# TASK DETAILS
Give the number of lines that include the string "Portfolio", nothing more.

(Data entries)
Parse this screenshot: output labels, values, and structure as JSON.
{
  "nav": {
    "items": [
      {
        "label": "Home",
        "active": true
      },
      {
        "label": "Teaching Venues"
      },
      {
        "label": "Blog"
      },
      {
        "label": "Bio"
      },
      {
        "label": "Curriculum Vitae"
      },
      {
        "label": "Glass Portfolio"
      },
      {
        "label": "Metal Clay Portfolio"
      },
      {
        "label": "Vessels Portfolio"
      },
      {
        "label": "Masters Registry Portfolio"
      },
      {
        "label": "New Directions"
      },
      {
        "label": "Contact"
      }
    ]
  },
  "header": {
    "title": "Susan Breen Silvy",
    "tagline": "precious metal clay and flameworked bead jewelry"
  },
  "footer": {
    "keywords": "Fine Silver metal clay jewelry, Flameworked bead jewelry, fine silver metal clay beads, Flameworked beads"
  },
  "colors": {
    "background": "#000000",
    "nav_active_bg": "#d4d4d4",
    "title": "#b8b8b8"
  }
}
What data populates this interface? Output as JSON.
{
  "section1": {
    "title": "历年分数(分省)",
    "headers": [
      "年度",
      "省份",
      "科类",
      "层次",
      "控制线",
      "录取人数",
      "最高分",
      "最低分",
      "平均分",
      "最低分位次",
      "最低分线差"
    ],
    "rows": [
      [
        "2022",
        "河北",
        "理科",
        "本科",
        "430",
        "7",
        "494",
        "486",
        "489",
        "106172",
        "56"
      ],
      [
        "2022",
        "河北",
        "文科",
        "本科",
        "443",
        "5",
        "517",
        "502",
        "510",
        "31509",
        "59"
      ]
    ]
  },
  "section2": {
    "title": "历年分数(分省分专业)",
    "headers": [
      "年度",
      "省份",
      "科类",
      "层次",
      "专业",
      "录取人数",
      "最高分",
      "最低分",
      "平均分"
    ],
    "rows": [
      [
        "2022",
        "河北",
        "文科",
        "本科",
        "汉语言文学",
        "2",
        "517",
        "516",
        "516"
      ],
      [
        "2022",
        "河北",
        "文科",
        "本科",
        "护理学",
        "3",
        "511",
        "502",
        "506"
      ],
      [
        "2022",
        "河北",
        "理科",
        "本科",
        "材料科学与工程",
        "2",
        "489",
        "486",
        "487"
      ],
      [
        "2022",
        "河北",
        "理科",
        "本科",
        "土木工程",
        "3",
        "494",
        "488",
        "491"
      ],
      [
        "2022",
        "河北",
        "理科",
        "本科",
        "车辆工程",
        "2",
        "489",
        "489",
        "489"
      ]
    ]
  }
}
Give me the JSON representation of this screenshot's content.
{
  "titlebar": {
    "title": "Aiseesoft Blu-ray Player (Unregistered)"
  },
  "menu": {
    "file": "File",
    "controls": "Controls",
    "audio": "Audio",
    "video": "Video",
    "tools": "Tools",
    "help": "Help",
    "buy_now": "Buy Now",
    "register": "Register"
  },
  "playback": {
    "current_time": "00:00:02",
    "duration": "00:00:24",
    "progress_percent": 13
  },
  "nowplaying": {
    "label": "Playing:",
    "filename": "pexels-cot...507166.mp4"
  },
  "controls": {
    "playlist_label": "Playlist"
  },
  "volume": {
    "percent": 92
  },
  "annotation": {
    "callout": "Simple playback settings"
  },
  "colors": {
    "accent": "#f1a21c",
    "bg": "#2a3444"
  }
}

# WRITTEN SOLUTION
4